WHAT IS BEING ASKED:
Repeat the data verbatim.
>> begin RECORDS SUPPLIED
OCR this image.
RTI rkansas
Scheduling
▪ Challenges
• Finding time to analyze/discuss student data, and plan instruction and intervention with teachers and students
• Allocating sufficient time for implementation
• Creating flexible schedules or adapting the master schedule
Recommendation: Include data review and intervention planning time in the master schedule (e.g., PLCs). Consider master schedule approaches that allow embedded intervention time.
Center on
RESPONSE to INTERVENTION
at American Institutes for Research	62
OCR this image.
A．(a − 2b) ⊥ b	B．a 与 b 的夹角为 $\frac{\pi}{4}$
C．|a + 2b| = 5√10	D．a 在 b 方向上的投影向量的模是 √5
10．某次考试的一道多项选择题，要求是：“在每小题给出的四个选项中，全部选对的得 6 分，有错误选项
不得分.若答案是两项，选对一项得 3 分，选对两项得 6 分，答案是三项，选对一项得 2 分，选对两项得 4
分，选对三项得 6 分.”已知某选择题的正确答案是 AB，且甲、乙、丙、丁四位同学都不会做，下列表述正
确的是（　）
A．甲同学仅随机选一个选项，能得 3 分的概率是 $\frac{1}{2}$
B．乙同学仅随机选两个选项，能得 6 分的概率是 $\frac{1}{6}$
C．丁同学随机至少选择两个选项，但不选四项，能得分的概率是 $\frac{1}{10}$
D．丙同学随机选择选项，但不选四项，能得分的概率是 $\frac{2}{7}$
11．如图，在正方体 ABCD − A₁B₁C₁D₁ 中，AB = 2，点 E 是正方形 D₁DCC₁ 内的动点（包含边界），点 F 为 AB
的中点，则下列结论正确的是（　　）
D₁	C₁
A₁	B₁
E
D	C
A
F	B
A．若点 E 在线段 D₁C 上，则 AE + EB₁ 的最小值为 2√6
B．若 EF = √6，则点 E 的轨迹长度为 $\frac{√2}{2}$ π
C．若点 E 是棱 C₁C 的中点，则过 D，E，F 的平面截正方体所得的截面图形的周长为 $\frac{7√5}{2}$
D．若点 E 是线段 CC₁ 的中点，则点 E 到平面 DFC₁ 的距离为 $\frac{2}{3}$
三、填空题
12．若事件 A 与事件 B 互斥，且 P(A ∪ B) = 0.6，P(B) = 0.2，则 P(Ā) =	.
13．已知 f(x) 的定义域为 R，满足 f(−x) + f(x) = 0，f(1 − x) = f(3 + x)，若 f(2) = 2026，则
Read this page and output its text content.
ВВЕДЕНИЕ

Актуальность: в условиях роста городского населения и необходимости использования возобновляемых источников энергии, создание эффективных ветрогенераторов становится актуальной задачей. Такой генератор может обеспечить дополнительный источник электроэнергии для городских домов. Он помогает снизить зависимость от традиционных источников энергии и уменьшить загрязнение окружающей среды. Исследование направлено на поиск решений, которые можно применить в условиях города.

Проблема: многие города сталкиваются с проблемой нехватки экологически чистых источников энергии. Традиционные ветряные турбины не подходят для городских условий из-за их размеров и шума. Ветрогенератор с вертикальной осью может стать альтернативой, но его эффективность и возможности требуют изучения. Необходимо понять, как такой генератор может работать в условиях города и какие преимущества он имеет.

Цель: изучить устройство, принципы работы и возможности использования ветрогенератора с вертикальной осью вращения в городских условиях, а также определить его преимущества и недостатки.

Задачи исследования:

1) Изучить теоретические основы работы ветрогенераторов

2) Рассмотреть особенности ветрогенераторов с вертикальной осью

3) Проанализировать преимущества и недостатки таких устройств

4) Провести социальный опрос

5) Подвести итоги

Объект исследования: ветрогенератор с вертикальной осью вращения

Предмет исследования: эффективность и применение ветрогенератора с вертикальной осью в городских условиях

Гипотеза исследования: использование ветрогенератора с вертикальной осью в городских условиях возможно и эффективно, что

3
>> end RECORDS SUPPLIED
WRITTEN SOLUTION:
OCR this image.
RTI rkansas
Scheduling
▪ Challenges
• Finding time to analyze/discuss student data, and plan instruction and intervention with teachers and students
• Allocating sufficient time for implementation
• Creating flexible schedules or adapting the master schedule
Recommendation: Include data review and intervention planning time in the master schedule (e.g., PLCs). Consider master schedule approaches that allow embedded intervention time.
Center on
RESPONSE to INTERVENTION
at American Institutes for Research	62
OCR this image.
A．(a − 2b) ⊥ b	B．a 与 b 的夹角为 $\frac{\pi}{4}$
C．|a + 2b| = 5√10	D．a 在 b 方向上的投影向量的模是 √5
10．某次考试的一道多项选择题，要求是：“在每小题给出的四个选项中，全部选对的得 6 分，有错误选项
不得分.若答案是两项，选对一项得 3 分，选对两项得 6 分，答案是三项，选对一项得 2 分，选对两项得 4
分，选对三项得 6 分.”已知某选择题的正确答案是 AB，且甲、乙、丙、丁四位同学都不会做，下列表述正
确的是（　）
A．甲同学仅随机选一个选项，能得 3 分的概率是 $\frac{1}{2}$
B．乙同学仅随机选两个选项，能得 6 分的概率是 $\frac{1}{6}$
C．丁同学随机至少选择两个选项，但不选四项，能得分的概率是 $\frac{1}{10}$
D．丙同学随机选择选项，但不选四项，能得分的概率是 $\frac{2}{7}$
11．如图，在正方体 ABCD − A₁B₁C₁D₁ 中，AB = 2，点 E 是正方形 D₁DCC₁ 内的动点（包含边界），点 F 为 AB
的中点，则下列结论正确的是（　　）
D₁	C₁
A₁	B₁
E
D	C
A
F	B
A．若点 E 在线段 D₁C 上，则 AE + EB₁ 的最小值为 2√6
B．若 EF = √6，则点 E 的轨迹长度为 $\frac{√2}{2}$ π
C．若点 E 是棱 C₁C 的中点，则过 D，E，F 的平面截正方体所得的截面图形的周长为 $\frac{7√5}{2}$
D．若点 E 是线段 CC₁ 的中点，则点 E 到平面 DFC₁ 的距离为 $\frac{2}{3}$
三、填空题
12．若事件 A 与事件 B 互斥，且 P(A ∪ B) = 0.6，P(B) = 0.2，则 P(Ā) =	.
13．已知 f(x) 的定义域为 R，满足 f(−x) + f(x) = 0，f(1 − x) = f(3 + x)，若 f(2) = 2026，则
Read this page and output its text content.
ВВЕДЕНИЕ

Актуальность: в условиях роста городского населения и необходимости использования возобновляемых источников энергии, создание эффективных ветрогенераторов становится актуальной задачей. Такой генератор может обеспечить дополнительный источник электроэнергии для городских домов. Он помогает снизить зависимость от традиционных источников энергии и уменьшить загрязнение окружающей среды. Исследование направлено на поиск решений, которые можно применить в условиях города.

Проблема: многие города сталкиваются с проблемой нехватки экологически чистых источников энергии. Традиционные ветряные турбины не подходят для городских условий из-за их размеров и шума. Ветрогенератор с вертикальной осью может стать альтернативой, но его эффективность и возможности требуют изучения. Необходимо понять, как такой генератор может работать в условиях города и какие преимущества он имеет.

Цель: изучить устройство, принципы работы и возможности использования ветрогенератора с вертикальной осью вращения в городских условиях, а также определить его преимущества и недостатки.

Задачи исследования:

1) Изучить теоретические основы работы ветрогенераторов

2) Рассмотреть особенности ветрогенераторов с вертикальной осью

3) Проанализировать преимущества и недостатки таких устройств

4) Провести социальный опрос

5) Подвести итоги

Объект исследования: ветрогенератор с вертикальной осью вращения

Предмет исследования: эффективность и применение ветрогенератора с вертикальной осью в городских условиях

Гипотеза исследования: использование ветрогенератора с вертикальной осью в городских условиях возможно и эффективно, что

3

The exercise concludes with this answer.